Raw data:
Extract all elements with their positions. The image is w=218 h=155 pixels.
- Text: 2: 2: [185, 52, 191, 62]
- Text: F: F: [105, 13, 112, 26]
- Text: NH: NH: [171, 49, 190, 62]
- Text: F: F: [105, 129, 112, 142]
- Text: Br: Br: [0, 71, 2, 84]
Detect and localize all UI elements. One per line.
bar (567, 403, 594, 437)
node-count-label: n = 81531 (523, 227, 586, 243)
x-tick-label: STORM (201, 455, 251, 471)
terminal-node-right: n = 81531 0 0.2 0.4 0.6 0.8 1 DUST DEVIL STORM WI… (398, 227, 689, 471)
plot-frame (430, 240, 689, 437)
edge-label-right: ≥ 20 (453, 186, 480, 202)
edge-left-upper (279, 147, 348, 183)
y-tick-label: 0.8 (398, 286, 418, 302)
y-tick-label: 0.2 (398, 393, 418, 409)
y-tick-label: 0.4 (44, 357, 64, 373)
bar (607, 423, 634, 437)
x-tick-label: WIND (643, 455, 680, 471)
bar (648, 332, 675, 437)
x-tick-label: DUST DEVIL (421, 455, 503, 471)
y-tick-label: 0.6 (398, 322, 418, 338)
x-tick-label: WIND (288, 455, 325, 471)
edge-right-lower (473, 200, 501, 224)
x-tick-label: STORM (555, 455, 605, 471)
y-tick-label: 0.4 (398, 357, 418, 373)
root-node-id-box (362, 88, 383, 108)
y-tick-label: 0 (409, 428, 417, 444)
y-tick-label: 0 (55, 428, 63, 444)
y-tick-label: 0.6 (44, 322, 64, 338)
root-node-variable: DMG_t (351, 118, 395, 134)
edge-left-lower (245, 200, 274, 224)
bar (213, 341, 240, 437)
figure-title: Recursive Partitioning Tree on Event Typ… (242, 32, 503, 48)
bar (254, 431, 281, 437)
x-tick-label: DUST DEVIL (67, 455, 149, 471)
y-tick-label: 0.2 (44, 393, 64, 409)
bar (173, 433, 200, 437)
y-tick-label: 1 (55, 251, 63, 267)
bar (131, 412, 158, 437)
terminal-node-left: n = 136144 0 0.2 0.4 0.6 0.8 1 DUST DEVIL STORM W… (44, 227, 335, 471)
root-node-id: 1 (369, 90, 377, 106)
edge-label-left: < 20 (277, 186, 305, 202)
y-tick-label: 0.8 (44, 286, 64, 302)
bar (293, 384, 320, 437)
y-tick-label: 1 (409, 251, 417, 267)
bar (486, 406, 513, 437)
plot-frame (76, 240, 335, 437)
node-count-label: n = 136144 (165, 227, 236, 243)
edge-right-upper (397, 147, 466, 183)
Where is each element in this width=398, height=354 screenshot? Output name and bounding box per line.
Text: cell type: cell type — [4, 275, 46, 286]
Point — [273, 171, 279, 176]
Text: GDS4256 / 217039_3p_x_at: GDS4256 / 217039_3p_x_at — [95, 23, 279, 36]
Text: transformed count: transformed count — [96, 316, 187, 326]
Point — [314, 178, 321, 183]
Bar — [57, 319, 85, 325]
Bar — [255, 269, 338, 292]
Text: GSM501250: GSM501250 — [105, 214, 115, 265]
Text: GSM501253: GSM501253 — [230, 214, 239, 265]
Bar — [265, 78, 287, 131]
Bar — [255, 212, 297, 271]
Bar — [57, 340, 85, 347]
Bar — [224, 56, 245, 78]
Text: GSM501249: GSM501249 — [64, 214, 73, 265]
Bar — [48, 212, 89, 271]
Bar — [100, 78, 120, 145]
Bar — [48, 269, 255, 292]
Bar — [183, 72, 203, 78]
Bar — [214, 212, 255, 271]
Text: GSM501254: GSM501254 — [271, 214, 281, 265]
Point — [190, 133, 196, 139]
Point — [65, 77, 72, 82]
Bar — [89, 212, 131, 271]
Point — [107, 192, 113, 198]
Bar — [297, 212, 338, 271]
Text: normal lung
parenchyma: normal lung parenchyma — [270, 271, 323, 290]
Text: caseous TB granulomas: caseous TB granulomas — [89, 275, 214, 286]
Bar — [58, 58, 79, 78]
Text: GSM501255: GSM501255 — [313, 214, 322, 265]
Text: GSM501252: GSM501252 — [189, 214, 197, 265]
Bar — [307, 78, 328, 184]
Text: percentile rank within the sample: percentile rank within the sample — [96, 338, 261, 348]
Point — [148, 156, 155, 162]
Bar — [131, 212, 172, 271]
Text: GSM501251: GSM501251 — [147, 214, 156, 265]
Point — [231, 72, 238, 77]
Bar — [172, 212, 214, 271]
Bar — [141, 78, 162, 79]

Task objective: Retype all of the lines above with no changes.

Expected output:
Extract all elements with their positions. The image is w=218 h=155 pixels.
- Text: 2: 2: [185, 52, 191, 62]
- Text: F: F: [105, 13, 112, 26]
- Text: NH: NH: [171, 49, 190, 62]
- Text: F: F: [105, 129, 112, 142]
- Text: Br: Br: [0, 71, 2, 84]
Detect and localize all UI elements. One per line.
bar (567, 403, 594, 437)
node-count-label: n = 81531 (523, 227, 586, 243)
x-tick-label: STORM (201, 455, 251, 471)
terminal-node-right: n = 81531 0 0.2 0.4 0.6 0.8 1 DUST DEVIL STORM WI… (398, 227, 689, 471)
plot-frame (430, 240, 689, 437)
edge-label-right: ≥ 20 (453, 186, 480, 202)
edge-left-upper (279, 147, 348, 183)
y-tick-label: 0.8 (398, 286, 418, 302)
y-tick-label: 0.2 (398, 393, 418, 409)
y-tick-label: 0.4 (44, 357, 64, 373)
bar (607, 423, 634, 437)
x-tick-label: WIND (643, 455, 680, 471)
bar (648, 332, 675, 437)
x-tick-label: DUST DEVIL (421, 455, 503, 471)
y-tick-label: 0.6 (398, 322, 418, 338)
x-tick-label: WIND (288, 455, 325, 471)
edge-right-lower (473, 200, 501, 224)
x-tick-label: STORM (555, 455, 605, 471)
y-tick-label: 0.4 (398, 357, 418, 373)
root-node-id-box (362, 88, 383, 108)
y-tick-label: 0 (409, 428, 417, 444)
y-tick-label: 0 (55, 428, 63, 444)
y-tick-label: 0.6 (44, 322, 64, 338)
root-node-variable: DMG_t (351, 118, 395, 134)
edge-left-lower (245, 200, 274, 224)
bar (213, 341, 240, 437)
figure-title: Recursive Partitioning Tree on Event Typ… (242, 32, 503, 48)
bar (254, 431, 281, 437)
x-tick-label: DUST DEVIL (67, 455, 149, 471)
y-tick-label: 0.2 (44, 393, 64, 409)
bar (173, 433, 200, 437)
y-tick-label: 1 (55, 251, 63, 267)
bar (131, 412, 158, 437)
terminal-node-left: n = 136144 0 0.2 0.4 0.6 0.8 1 DUST DEVIL STORM W… (44, 227, 335, 471)
root-node-id: 1 (369, 90, 377, 106)
edge-label-left: < 20 (277, 186, 305, 202)
y-tick-label: 0.8 (44, 286, 64, 302)
bar (293, 384, 320, 437)
y-tick-label: 1 (409, 251, 417, 267)
bar (486, 406, 513, 437)
plot-frame (76, 240, 335, 437)
node-count-label: n = 136144 (165, 227, 236, 243)
edge-right-upper (397, 147, 466, 183)
Where is each element in this width=398, height=354 screenshot? Output name and bounding box per line.
Text: cell type: cell type — [4, 275, 46, 286]
Point — [273, 171, 279, 176]
Text: GDS4256 / 217039_3p_x_at: GDS4256 / 217039_3p_x_at — [95, 23, 279, 36]
Text: transformed count: transformed count — [96, 316, 187, 326]
Point — [314, 178, 321, 183]
Bar — [57, 319, 85, 325]
Bar — [255, 269, 338, 292]
Text: GSM501250: GSM501250 — [105, 214, 115, 265]
Text: GSM501253: GSM501253 — [230, 214, 239, 265]
Bar — [265, 78, 287, 131]
Bar — [255, 212, 297, 271]
Bar — [57, 340, 85, 347]
Bar — [224, 56, 245, 78]
Text: GSM501249: GSM501249 — [64, 214, 73, 265]
Bar — [48, 212, 89, 271]
Bar — [100, 78, 120, 145]
Bar — [48, 269, 255, 292]
Bar — [183, 72, 203, 78]
Bar — [214, 212, 255, 271]
Text: GSM501254: GSM501254 — [271, 214, 281, 265]
Point — [190, 133, 196, 139]
Point — [65, 77, 72, 82]
Bar — [89, 212, 131, 271]
Point — [107, 192, 113, 198]
Bar — [297, 212, 338, 271]
Text: normal lung
parenchyma: normal lung parenchyma — [270, 271, 323, 290]
Text: caseous TB granulomas: caseous TB granulomas — [89, 275, 214, 286]
Bar — [58, 58, 79, 78]
Text: GSM501255: GSM501255 — [313, 214, 322, 265]
Text: GSM501252: GSM501252 — [189, 214, 197, 265]
Bar — [307, 78, 328, 184]
Text: percentile rank within the sample: percentile rank within the sample — [96, 338, 261, 348]
Point — [148, 156, 155, 162]
Bar — [131, 212, 172, 271]
Text: GSM501251: GSM501251 — [147, 214, 156, 265]
Point — [231, 72, 238, 77]
Bar — [172, 212, 214, 271]
Bar — [141, 78, 162, 79]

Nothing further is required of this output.